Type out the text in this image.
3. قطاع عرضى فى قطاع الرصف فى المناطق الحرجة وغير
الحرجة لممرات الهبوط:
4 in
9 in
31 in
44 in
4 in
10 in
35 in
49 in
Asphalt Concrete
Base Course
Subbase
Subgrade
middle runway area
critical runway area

TASK STATEMENT: Using the listing above, gather each line that holds the string "runway" and copy it.

FULL OUTPUT:
middle runway area
critical runway area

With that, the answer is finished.